### What you need to do
In the entries below, count every line containing "account". Reply with the number alone.

Stored data:

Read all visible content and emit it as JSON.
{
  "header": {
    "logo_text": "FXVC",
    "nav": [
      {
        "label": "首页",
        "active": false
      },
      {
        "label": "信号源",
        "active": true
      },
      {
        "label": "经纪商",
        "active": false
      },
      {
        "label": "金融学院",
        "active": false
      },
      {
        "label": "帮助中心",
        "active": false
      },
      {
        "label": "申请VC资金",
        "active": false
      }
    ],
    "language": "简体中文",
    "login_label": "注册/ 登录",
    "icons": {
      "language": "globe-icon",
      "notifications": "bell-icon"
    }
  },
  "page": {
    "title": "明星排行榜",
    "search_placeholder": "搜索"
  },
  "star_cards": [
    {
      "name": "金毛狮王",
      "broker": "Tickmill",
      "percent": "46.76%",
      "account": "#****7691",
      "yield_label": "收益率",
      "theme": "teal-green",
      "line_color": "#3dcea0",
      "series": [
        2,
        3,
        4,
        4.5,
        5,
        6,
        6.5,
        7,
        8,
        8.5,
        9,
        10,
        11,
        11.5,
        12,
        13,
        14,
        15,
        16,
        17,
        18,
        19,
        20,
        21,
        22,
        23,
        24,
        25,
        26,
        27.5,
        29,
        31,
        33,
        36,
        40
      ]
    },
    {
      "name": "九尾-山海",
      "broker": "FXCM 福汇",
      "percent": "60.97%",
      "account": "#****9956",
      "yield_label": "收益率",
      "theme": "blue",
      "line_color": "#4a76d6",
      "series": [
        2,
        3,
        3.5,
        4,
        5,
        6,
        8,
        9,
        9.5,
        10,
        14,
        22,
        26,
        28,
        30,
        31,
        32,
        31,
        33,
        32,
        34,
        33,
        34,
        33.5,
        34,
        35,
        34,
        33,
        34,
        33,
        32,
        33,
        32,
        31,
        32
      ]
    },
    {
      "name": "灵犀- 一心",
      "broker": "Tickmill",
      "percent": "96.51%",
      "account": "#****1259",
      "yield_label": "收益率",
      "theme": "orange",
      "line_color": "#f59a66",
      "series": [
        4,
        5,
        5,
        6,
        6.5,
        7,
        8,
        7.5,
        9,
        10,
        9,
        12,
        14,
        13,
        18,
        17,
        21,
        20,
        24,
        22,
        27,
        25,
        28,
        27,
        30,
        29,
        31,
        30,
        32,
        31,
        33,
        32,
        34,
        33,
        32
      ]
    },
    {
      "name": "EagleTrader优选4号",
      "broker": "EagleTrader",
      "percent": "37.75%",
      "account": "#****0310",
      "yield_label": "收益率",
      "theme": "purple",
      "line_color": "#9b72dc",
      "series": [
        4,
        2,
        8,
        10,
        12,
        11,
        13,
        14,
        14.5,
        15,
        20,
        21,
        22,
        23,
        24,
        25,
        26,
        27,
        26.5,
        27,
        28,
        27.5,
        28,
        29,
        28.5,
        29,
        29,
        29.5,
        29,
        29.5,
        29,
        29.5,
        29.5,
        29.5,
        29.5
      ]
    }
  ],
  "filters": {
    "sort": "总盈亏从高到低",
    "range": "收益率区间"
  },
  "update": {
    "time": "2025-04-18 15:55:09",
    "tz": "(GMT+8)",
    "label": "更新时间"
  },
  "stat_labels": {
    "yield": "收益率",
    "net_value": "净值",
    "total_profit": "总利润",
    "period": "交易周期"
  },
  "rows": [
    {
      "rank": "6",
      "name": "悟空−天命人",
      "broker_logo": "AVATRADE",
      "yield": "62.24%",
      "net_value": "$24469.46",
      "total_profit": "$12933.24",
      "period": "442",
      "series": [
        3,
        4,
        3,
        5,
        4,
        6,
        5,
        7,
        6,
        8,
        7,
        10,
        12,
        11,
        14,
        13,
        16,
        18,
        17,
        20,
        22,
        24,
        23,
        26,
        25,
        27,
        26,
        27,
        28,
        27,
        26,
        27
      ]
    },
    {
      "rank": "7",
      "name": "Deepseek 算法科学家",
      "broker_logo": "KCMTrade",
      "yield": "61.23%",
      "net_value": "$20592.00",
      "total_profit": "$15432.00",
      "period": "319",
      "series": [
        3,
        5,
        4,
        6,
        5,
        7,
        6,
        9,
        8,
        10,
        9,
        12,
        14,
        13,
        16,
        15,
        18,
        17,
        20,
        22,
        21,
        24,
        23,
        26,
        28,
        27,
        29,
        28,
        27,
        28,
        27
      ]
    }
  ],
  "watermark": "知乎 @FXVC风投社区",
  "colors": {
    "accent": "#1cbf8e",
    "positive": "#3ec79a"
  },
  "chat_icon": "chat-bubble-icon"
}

### Answer to the exercise
4